** START **
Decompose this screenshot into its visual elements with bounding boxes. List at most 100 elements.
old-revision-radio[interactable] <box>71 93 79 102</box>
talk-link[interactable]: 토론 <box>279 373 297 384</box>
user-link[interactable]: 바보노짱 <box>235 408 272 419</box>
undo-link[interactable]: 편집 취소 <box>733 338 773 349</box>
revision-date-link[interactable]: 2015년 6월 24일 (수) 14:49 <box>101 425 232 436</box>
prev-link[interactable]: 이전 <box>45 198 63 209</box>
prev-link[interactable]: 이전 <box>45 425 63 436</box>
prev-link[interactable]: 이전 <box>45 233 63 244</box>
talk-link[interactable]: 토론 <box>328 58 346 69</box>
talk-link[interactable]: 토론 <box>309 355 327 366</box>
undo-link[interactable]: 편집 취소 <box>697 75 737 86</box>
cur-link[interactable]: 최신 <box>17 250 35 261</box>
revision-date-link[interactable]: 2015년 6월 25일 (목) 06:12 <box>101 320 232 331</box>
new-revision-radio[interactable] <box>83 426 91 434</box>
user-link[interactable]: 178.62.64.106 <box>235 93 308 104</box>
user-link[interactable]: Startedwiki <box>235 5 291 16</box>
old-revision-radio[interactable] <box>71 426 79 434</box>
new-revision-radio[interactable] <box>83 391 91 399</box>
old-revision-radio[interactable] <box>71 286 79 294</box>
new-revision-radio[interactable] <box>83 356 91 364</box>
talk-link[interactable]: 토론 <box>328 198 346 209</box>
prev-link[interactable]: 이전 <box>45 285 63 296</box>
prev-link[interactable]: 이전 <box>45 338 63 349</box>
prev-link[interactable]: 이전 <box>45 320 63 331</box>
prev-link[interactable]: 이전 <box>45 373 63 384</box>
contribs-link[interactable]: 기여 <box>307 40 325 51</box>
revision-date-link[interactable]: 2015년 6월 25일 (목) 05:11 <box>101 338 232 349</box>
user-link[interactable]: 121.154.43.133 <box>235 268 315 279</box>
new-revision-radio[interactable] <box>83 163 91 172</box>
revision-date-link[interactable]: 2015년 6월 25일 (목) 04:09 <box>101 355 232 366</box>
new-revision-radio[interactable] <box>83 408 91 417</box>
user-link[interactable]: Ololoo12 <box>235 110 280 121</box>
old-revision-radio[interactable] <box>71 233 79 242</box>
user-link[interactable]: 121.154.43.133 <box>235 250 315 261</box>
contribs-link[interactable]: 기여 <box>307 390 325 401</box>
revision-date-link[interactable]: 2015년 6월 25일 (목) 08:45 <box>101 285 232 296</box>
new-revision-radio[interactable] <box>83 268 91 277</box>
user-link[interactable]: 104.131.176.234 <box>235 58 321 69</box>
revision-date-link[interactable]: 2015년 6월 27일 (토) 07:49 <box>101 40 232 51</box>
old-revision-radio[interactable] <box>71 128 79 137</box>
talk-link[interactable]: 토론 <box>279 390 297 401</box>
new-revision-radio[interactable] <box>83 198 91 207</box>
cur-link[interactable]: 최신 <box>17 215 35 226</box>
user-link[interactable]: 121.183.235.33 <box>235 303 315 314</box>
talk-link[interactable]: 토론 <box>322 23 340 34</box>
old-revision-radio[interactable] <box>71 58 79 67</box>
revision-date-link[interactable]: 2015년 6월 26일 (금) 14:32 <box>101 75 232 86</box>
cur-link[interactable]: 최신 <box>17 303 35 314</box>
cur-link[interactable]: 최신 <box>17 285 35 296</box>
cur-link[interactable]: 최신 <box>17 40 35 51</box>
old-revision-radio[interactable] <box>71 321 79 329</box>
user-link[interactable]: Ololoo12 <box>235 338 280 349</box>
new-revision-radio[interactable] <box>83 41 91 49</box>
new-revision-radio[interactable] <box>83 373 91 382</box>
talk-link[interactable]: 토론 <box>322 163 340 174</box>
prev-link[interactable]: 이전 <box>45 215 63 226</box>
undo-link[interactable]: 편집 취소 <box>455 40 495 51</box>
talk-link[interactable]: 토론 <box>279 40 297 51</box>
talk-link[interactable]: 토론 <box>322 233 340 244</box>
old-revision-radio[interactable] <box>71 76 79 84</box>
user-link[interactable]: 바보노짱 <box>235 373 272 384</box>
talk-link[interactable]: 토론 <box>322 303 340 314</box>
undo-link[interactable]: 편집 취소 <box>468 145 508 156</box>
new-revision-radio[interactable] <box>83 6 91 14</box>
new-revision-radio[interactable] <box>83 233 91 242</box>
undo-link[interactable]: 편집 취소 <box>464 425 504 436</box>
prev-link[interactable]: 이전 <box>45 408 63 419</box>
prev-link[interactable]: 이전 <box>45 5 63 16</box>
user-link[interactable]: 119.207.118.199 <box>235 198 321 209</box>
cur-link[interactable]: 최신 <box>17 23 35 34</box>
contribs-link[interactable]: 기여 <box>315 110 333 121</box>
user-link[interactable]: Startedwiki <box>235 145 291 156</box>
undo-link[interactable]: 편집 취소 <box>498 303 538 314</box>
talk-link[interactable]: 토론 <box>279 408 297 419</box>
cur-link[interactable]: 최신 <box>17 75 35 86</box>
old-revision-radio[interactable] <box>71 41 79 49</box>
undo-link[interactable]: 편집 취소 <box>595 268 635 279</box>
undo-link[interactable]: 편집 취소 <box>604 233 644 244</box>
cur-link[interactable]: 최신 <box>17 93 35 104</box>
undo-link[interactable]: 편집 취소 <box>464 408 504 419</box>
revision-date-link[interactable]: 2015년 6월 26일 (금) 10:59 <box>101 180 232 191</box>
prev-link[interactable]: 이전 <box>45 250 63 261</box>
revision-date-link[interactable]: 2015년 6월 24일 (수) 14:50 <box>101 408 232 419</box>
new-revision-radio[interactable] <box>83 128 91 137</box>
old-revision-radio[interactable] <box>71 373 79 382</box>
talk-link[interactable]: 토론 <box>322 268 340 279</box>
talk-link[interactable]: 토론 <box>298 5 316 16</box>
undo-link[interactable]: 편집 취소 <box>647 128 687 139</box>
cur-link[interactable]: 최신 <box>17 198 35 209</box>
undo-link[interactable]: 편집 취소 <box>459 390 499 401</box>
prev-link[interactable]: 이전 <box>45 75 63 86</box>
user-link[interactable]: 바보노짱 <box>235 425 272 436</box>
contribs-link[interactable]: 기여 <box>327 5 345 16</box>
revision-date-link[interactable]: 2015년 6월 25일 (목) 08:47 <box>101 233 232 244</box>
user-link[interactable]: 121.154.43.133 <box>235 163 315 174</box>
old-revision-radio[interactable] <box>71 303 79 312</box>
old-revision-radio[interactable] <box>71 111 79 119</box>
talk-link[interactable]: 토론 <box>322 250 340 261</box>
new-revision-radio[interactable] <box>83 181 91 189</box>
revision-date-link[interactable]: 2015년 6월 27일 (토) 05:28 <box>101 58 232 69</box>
** END **
GIVEN EXERCISE
Please reproduce all of the material above line for line, with nothing changed.

SOLUTION TO THIS TASK
Decompose this screenshot into its visual elements with bounding boxes. List at most 100 elements.
old-revision-radio[interactable] <box>71 93 79 102</box>
talk-link[interactable]: 토론 <box>279 373 297 384</box>
user-link[interactable]: 바보노짱 <box>235 408 272 419</box>
undo-link[interactable]: 편집 취소 <box>733 338 773 349</box>
revision-date-link[interactable]: 2015년 6월 24일 (수) 14:49 <box>101 425 232 436</box>
prev-link[interactable]: 이전 <box>45 198 63 209</box>
prev-link[interactable]: 이전 <box>45 425 63 436</box>
prev-link[interactable]: 이전 <box>45 233 63 244</box>
talk-link[interactable]: 토론 <box>328 58 346 69</box>
talk-link[interactable]: 토론 <box>309 355 327 366</box>
undo-link[interactable]: 편집 취소 <box>697 75 737 86</box>
cur-link[interactable]: 최신 <box>17 250 35 261</box>
revision-date-link[interactable]: 2015년 6월 25일 (목) 06:12 <box>101 320 232 331</box>
new-revision-radio[interactable] <box>83 426 91 434</box>
user-link[interactable]: 178.62.64.106 <box>235 93 308 104</box>
user-link[interactable]: Startedwiki <box>235 5 291 16</box>
old-revision-radio[interactable] <box>71 426 79 434</box>
new-revision-radio[interactable] <box>83 391 91 399</box>
old-revision-radio[interactable] <box>71 286 79 294</box>
new-revision-radio[interactable] <box>83 356 91 364</box>
talk-link[interactable]: 토론 <box>328 198 346 209</box>
prev-link[interactable]: 이전 <box>45 285 63 296</box>
prev-link[interactable]: 이전 <box>45 338 63 349</box>
prev-link[interactable]: 이전 <box>45 320 63 331</box>
prev-link[interactable]: 이전 <box>45 373 63 384</box>
contribs-link[interactable]: 기여 <box>307 40 325 51</box>
revision-date-link[interactable]: 2015년 6월 25일 (목) 05:11 <box>101 338 232 349</box>
user-link[interactable]: 121.154.43.133 <box>235 268 315 279</box>
new-revision-radio[interactable] <box>83 163 91 172</box>
revision-date-link[interactable]: 2015년 6월 25일 (목) 04:09 <box>101 355 232 366</box>
new-revision-radio[interactable] <box>83 408 91 417</box>
user-link[interactable]: Ololoo12 <box>235 110 280 121</box>
old-revision-radio[interactable] <box>71 233 79 242</box>
user-link[interactable]: 121.154.43.133 <box>235 250 315 261</box>
contribs-link[interactable]: 기여 <box>307 390 325 401</box>
revision-date-link[interactable]: 2015년 6월 25일 (목) 08:45 <box>101 285 232 296</box>
new-revision-radio[interactable] <box>83 268 91 277</box>
user-link[interactable]: 104.131.176.234 <box>235 58 321 69</box>
revision-date-link[interactable]: 2015년 6월 27일 (토) 07:49 <box>101 40 232 51</box>
old-revision-radio[interactable] <box>71 128 79 137</box>
talk-link[interactable]: 토론 <box>279 390 297 401</box>
new-revision-radio[interactable] <box>83 198 91 207</box>
cur-link[interactable]: 최신 <box>17 215 35 226</box>
user-link[interactable]: 121.183.235.33 <box>235 303 315 314</box>
talk-link[interactable]: 토론 <box>322 23 340 34</box>
old-revision-radio[interactable] <box>71 58 79 67</box>
revision-date-link[interactable]: 2015년 6월 26일 (금) 14:32 <box>101 75 232 86</box>
cur-link[interactable]: 최신 <box>17 303 35 314</box>
cur-link[interactable]: 최신 <box>17 285 35 296</box>
cur-link[interactable]: 최신 <box>17 40 35 51</box>
old-revision-radio[interactable] <box>71 321 79 329</box>
user-link[interactable]: Ololoo12 <box>235 338 280 349</box>
new-revision-radio[interactable] <box>83 41 91 49</box>
new-revision-radio[interactable] <box>83 373 91 382</box>
talk-link[interactable]: 토론 <box>322 163 340 174</box>
prev-link[interactable]: 이전 <box>45 215 63 226</box>
undo-link[interactable]: 편집 취소 <box>455 40 495 51</box>
talk-link[interactable]: 토론 <box>279 40 297 51</box>
talk-link[interactable]: 토론 <box>322 233 340 244</box>
old-revision-radio[interactable] <box>71 76 79 84</box>
user-link[interactable]: 바보노짱 <box>235 373 272 384</box>
talk-link[interactable]: 토론 <box>322 303 340 314</box>
undo-link[interactable]: 편집 취소 <box>468 145 508 156</box>
new-revision-radio[interactable] <box>83 6 91 14</box>
new-revision-radio[interactable] <box>83 233 91 242</box>
undo-link[interactable]: 편집 취소 <box>464 425 504 436</box>
prev-link[interactable]: 이전 <box>45 408 63 419</box>
prev-link[interactable]: 이전 <box>45 5 63 16</box>
user-link[interactable]: 119.207.118.199 <box>235 198 321 209</box>
cur-link[interactable]: 최신 <box>17 23 35 34</box>
contribs-link[interactable]: 기여 <box>315 110 333 121</box>
user-link[interactable]: Startedwiki <box>235 145 291 156</box>
undo-link[interactable]: 편집 취소 <box>498 303 538 314</box>
talk-link[interactable]: 토론 <box>279 408 297 419</box>
cur-link[interactable]: 최신 <box>17 75 35 86</box>
old-revision-radio[interactable] <box>71 41 79 49</box>
undo-link[interactable]: 편집 취소 <box>595 268 635 279</box>
undo-link[interactable]: 편집 취소 <box>604 233 644 244</box>
cur-link[interactable]: 최신 <box>17 93 35 104</box>
undo-link[interactable]: 편집 취소 <box>464 408 504 419</box>
revision-date-link[interactable]: 2015년 6월 26일 (금) 10:59 <box>101 180 232 191</box>
prev-link[interactable]: 이전 <box>45 250 63 261</box>
revision-date-link[interactable]: 2015년 6월 24일 (수) 14:50 <box>101 408 232 419</box>
new-revision-radio[interactable] <box>83 128 91 137</box>
old-revision-radio[interactable] <box>71 373 79 382</box>
talk-link[interactable]: 토론 <box>322 268 340 279</box>
talk-link[interactable]: 토론 <box>298 5 316 16</box>
undo-link[interactable]: 편집 취소 <box>647 128 687 139</box>
cur-link[interactable]: 최신 <box>17 198 35 209</box>
undo-link[interactable]: 편집 취소 <box>459 390 499 401</box>
prev-link[interactable]: 이전 <box>45 75 63 86</box>
user-link[interactable]: 바보노짱 <box>235 425 272 436</box>
contribs-link[interactable]: 기여 <box>327 5 345 16</box>
revision-date-link[interactable]: 2015년 6월 25일 (목) 08:47 <box>101 233 232 244</box>
user-link[interactable]: 121.154.43.133 <box>235 163 315 174</box>
old-revision-radio[interactable] <box>71 303 79 312</box>
old-revision-radio[interactable] <box>71 111 79 119</box>
talk-link[interactable]: 토론 <box>322 250 340 261</box>
new-revision-radio[interactable] <box>83 181 91 189</box>
revision-date-link[interactable]: 2015년 6월 27일 (토) 05:28 <box>101 58 232 69</box>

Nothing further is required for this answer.